Records from a collection –
--------------------

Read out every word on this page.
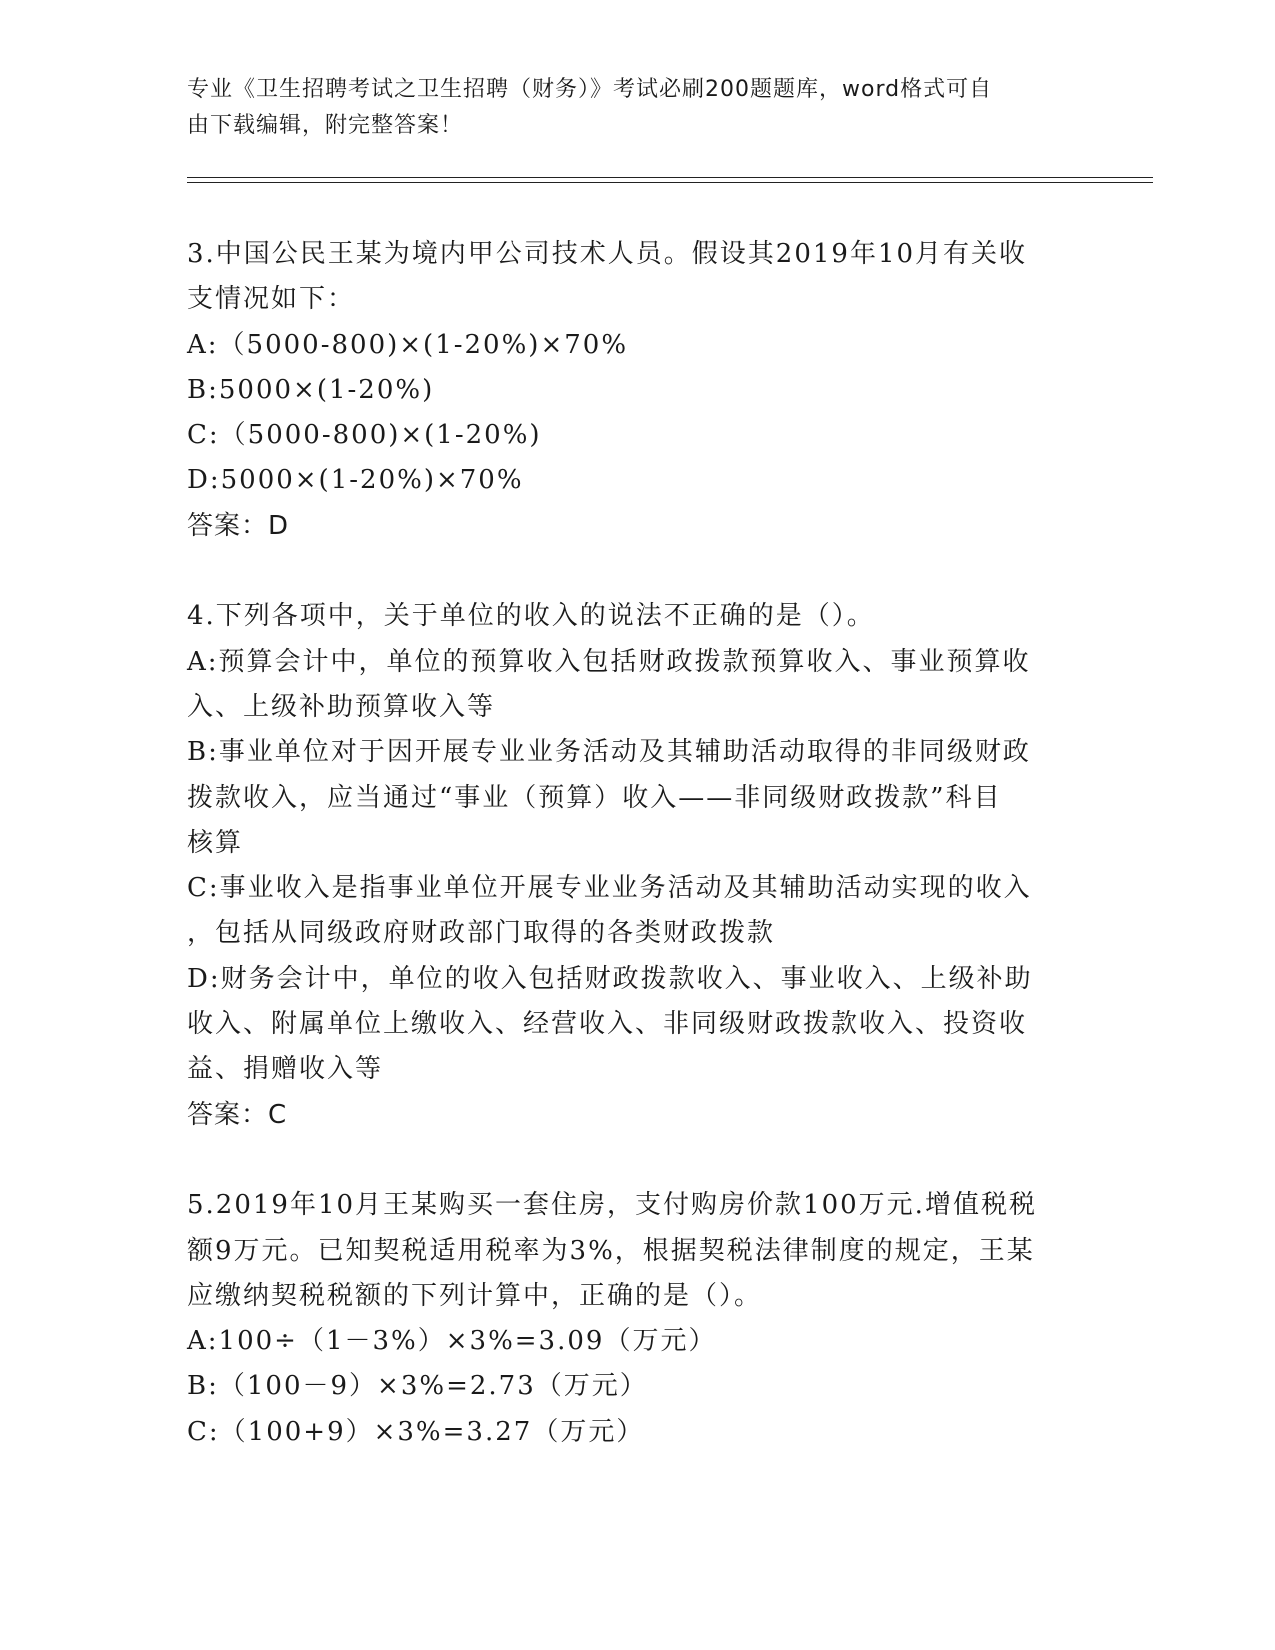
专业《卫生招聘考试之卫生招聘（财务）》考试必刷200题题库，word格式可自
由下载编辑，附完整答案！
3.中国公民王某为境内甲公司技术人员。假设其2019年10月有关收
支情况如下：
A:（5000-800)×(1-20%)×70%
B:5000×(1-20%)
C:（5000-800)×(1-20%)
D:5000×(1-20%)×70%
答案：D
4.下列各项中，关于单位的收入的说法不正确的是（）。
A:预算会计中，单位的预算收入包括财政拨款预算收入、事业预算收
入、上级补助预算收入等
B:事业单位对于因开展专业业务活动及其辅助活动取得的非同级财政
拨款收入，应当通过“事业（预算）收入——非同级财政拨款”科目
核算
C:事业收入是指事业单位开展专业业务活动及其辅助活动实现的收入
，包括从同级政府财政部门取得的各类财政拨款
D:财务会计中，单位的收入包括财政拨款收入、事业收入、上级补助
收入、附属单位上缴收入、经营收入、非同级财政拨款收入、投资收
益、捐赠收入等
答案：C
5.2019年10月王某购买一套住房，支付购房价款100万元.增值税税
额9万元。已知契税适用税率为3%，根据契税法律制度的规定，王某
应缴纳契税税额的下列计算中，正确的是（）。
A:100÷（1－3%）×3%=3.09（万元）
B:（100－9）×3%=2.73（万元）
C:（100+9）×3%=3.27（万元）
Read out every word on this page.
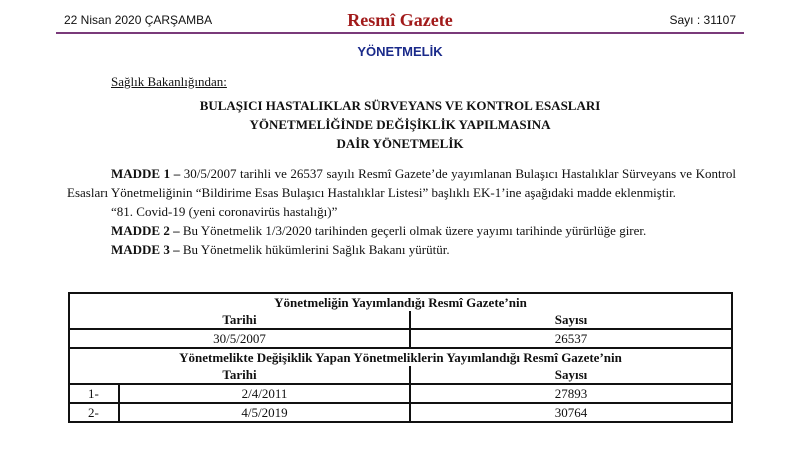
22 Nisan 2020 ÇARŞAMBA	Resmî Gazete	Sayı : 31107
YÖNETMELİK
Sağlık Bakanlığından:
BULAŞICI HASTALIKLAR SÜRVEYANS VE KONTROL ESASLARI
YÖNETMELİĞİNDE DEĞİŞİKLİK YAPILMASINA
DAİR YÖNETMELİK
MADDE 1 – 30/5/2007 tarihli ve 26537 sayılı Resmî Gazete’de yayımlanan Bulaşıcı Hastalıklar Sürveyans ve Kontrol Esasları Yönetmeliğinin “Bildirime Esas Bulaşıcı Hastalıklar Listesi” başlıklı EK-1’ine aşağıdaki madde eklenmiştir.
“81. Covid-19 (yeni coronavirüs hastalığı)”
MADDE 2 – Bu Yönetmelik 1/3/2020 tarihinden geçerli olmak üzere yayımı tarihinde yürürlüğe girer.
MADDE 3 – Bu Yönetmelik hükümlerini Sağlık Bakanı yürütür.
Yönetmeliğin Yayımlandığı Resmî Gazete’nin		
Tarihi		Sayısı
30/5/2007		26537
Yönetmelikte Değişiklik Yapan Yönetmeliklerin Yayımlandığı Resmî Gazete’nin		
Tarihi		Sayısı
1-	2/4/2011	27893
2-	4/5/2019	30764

--------------------

Without including any picture, repeat the data exactly.

Read out every word on this page.
专业《卫生招聘考试之卫生招聘（财务）》考试必刷200题题库，word格式可自
由下载编辑，附完整答案！
3.中国公民王某为境内甲公司技术人员。假设其2019年10月有关收
支情况如下：
A:（5000-800)×(1-20%)×70%
B:5000×(1-20%)
C:（5000-800)×(1-20%)
D:5000×(1-20%)×70%
答案：D
4.下列各项中，关于单位的收入的说法不正确的是（）。
A:预算会计中，单位的预算收入包括财政拨款预算收入、事业预算收
入、上级补助预算收入等
B:事业单位对于因开展专业业务活动及其辅助活动取得的非同级财政
拨款收入，应当通过“事业（预算）收入——非同级财政拨款”科目
核算
C:事业收入是指事业单位开展专业业务活动及其辅助活动实现的收入
，包括从同级政府财政部门取得的各类财政拨款
D:财务会计中，单位的收入包括财政拨款收入、事业收入、上级补助
收入、附属单位上缴收入、经营收入、非同级财政拨款收入、投资收
益、捐赠收入等
答案：C
5.2019年10月王某购买一套住房，支付购房价款100万元.增值税税
额9万元。已知契税适用税率为3%，根据契税法律制度的规定，王某
应缴纳契税税额的下列计算中，正确的是（）。
A:100÷（1－3%）×3%=3.09（万元）
B:（100－9）×3%=2.73（万元）
C:（100+9）×3%=3.27（万元）
Read out every word on this page.
22 Nisan 2020 ÇARŞAMBA	Resmî Gazete	Sayı : 31107
YÖNETMELİK
Sağlık Bakanlığından:
BULAŞICI HASTALIKLAR SÜRVEYANS VE KONTROL ESASLARI
YÖNETMELİĞİNDE DEĞİŞİKLİK YAPILMASINA
DAİR YÖNETMELİK
MADDE 1 – 30/5/2007 tarihli ve 26537 sayılı Resmî Gazete’de yayımlanan Bulaşıcı Hastalıklar Sürveyans ve Kontrol Esasları Yönetmeliğinin “Bildirime Esas Bulaşıcı Hastalıklar Listesi” başlıklı EK-1’ine aşağıdaki madde eklenmiştir.
“81. Covid-19 (yeni coronavirüs hastalığı)”
MADDE 2 – Bu Yönetmelik 1/3/2020 tarihinden geçerli olmak üzere yayımı tarihinde yürürlüğe girer.
MADDE 3 – Bu Yönetmelik hükümlerini Sağlık Bakanı yürütür.
Yönetmeliğin Yayımlandığı Resmî Gazete’nin		
Tarihi		Sayısı
30/5/2007		26537
Yönetmelikte Değişiklik Yapan Yönetmeliklerin Yayımlandığı Resmî Gazete’nin		
Tarihi		Sayısı
1-	2/4/2011	27893
2-	4/5/2019	30764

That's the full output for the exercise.